WHAT YOU NEED TO DO
List all lines of the data that include the string "name".

EXCERPTED RECORDS
* * *
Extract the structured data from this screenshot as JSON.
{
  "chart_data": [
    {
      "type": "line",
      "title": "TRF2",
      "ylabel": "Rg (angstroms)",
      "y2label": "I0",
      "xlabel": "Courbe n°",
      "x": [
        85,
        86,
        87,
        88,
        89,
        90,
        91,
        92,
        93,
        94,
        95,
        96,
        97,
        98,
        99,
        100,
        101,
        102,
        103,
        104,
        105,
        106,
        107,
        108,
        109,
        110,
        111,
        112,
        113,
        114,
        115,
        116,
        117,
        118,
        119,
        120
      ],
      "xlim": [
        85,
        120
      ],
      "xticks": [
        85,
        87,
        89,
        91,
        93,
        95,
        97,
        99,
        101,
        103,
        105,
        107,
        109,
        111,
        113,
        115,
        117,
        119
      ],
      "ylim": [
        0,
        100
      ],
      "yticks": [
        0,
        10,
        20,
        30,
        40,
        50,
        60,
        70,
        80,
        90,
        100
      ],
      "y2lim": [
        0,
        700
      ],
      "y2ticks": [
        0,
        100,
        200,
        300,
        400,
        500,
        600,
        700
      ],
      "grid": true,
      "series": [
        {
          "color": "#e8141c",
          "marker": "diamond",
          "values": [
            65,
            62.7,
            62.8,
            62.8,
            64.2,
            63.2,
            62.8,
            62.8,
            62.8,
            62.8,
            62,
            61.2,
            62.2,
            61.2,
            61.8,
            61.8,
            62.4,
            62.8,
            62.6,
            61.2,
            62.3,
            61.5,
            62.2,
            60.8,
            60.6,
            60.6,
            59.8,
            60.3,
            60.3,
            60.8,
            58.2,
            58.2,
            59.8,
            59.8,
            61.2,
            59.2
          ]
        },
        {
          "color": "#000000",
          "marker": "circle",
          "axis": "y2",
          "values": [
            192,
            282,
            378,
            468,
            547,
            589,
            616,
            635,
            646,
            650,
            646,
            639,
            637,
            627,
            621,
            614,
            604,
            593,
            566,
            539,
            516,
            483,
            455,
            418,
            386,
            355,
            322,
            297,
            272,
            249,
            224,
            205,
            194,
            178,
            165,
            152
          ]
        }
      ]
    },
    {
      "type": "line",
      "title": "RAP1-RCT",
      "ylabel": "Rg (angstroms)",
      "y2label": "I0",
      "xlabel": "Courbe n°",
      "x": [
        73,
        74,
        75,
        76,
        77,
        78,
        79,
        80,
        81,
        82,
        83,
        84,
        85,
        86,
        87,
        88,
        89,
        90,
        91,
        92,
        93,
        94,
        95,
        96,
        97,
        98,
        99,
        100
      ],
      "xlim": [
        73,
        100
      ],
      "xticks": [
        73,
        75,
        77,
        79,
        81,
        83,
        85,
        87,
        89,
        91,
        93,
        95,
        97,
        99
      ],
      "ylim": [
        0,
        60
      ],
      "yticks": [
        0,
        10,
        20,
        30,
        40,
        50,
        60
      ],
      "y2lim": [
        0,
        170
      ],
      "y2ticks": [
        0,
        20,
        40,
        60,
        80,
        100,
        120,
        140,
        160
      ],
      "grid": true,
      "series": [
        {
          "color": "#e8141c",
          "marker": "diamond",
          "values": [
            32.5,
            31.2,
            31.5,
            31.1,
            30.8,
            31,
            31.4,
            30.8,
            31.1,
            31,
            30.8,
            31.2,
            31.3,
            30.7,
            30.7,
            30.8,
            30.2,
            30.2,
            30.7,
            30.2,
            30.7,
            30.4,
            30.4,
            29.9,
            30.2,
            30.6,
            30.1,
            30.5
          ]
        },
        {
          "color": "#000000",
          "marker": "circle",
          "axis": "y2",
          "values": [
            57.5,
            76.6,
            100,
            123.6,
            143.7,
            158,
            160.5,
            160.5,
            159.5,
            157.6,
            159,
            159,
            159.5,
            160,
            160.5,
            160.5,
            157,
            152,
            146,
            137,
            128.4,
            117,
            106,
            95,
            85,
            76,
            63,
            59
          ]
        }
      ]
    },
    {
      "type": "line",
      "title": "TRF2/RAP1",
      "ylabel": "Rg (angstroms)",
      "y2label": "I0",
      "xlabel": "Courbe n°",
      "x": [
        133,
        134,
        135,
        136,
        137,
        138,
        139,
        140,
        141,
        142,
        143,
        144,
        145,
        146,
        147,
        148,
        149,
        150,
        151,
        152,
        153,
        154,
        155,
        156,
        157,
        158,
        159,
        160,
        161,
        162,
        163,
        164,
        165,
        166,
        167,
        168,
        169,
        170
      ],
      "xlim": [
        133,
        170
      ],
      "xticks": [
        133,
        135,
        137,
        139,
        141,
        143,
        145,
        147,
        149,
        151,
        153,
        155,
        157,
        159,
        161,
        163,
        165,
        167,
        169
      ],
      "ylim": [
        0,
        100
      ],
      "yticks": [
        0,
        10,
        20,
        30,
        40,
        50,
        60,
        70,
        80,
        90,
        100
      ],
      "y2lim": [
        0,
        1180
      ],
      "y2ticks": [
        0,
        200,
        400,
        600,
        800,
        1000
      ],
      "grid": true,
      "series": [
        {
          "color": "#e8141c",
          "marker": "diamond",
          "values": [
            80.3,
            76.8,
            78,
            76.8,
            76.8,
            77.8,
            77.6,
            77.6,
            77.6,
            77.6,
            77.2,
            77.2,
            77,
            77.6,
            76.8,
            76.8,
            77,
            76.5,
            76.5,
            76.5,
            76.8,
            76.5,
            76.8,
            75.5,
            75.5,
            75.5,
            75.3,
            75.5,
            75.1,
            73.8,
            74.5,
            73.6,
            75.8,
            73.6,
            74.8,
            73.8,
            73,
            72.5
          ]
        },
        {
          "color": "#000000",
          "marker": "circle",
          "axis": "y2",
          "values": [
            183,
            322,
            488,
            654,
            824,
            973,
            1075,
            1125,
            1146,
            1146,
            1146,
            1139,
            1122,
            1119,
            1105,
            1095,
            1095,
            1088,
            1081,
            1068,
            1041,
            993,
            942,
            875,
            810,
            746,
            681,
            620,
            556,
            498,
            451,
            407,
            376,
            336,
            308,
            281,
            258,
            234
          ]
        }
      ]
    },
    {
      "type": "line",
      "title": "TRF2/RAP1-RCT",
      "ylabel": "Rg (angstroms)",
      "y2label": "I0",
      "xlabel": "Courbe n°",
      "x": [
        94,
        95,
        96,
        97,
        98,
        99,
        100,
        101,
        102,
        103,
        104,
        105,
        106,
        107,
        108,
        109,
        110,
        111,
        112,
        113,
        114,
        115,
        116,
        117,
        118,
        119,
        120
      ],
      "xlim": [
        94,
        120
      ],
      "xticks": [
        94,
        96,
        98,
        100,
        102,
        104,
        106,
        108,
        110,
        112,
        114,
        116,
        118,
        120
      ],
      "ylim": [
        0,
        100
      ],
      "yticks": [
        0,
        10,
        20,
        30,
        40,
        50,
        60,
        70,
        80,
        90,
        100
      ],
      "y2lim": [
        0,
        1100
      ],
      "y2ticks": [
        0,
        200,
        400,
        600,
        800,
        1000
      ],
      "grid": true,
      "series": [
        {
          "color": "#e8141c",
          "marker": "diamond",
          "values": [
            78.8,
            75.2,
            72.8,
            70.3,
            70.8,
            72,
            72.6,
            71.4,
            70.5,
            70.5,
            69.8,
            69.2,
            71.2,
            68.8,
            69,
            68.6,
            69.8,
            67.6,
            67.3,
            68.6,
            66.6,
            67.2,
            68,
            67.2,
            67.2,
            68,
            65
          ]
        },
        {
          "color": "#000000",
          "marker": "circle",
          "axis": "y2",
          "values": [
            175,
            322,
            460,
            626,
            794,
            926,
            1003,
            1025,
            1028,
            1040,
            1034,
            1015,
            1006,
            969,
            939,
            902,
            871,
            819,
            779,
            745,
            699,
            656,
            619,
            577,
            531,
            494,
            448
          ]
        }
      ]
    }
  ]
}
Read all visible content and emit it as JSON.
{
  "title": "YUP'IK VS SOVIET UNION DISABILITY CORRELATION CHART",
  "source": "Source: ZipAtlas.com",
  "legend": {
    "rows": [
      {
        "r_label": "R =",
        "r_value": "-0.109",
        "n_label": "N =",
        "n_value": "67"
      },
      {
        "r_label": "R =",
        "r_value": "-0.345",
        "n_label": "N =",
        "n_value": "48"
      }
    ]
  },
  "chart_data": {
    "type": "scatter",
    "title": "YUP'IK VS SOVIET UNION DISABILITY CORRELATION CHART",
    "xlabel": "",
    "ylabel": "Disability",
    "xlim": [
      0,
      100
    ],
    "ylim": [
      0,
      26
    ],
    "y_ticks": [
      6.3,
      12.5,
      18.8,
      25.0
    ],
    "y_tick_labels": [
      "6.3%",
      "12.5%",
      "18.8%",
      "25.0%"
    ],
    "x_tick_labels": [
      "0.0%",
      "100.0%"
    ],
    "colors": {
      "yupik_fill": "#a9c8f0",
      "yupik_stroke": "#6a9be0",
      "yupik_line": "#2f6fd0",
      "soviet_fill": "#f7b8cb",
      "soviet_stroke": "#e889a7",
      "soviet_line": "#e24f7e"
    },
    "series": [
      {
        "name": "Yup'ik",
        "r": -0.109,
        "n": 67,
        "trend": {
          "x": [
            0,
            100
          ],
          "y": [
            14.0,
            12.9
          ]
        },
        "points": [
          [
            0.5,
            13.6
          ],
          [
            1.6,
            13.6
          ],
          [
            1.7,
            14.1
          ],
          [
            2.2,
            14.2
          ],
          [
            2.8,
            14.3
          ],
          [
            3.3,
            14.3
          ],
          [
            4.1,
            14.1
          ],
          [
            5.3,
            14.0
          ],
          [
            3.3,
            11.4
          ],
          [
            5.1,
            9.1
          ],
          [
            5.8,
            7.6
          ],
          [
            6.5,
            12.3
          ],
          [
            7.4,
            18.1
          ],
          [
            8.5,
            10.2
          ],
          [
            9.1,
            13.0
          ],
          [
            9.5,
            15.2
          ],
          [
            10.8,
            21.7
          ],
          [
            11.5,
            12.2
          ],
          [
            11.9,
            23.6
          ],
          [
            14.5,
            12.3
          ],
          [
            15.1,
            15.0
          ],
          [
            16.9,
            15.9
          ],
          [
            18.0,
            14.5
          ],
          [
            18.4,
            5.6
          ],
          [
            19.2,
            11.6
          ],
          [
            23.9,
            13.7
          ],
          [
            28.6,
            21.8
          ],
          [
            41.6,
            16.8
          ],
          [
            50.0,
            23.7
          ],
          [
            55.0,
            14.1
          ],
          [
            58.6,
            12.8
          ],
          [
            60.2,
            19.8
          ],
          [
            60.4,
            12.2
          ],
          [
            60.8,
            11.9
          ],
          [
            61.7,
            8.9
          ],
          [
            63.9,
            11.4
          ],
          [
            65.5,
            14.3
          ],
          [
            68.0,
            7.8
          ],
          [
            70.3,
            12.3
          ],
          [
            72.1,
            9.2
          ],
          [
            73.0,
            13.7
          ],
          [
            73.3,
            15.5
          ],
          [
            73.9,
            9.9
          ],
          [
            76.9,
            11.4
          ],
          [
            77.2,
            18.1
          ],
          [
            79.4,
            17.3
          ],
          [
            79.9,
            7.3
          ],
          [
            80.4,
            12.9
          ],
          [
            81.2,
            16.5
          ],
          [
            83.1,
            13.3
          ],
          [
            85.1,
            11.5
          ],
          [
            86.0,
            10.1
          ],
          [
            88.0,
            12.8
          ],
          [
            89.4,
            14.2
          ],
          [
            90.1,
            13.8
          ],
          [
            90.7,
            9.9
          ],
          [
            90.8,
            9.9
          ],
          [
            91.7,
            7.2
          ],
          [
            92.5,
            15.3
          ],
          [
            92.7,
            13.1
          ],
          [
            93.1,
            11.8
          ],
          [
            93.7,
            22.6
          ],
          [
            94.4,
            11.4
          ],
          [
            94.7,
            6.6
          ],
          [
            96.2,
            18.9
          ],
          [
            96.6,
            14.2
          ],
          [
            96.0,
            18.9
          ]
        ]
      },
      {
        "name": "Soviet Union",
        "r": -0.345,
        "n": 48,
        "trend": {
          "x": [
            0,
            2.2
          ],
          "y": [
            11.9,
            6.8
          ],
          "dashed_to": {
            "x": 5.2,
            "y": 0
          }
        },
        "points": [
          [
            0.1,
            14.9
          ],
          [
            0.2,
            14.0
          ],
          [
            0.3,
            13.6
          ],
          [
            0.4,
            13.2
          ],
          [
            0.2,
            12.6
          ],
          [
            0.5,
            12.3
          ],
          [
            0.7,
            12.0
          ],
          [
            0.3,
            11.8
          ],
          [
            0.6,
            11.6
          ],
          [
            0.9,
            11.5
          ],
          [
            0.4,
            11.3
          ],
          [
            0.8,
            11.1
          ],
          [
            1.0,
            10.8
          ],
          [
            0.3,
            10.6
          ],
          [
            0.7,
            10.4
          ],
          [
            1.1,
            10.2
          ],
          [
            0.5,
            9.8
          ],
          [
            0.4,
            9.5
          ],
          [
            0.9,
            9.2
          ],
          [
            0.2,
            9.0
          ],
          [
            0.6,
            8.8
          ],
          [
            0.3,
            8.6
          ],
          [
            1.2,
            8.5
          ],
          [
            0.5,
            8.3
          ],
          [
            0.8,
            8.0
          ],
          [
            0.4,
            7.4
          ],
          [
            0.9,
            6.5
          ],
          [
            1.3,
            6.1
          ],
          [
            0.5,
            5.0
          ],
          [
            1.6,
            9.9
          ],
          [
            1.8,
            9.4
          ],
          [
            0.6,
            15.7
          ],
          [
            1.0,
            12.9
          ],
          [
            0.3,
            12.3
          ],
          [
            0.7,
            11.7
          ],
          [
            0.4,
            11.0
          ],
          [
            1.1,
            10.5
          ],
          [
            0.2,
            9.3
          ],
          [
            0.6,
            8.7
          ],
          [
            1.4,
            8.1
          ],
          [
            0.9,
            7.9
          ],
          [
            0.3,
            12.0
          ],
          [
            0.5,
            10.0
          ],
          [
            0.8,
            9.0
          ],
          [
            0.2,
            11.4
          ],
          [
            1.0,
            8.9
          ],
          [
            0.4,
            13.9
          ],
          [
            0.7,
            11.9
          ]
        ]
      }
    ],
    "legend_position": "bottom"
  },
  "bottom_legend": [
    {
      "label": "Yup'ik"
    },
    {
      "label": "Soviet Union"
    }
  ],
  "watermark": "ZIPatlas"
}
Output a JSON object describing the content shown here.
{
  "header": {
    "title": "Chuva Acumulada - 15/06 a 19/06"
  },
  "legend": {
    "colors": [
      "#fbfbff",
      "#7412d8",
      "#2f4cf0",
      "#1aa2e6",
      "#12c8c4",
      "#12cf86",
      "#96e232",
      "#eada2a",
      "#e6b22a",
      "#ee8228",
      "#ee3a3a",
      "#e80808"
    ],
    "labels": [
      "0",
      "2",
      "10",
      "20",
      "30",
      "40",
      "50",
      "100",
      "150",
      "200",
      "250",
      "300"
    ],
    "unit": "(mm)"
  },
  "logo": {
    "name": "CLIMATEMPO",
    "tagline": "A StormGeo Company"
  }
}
* * *
ANSWER TO THIS TASK
        "name": "Yup'ik",
        "name": "Soviet Union",
    "name": "CLIMATEMPO",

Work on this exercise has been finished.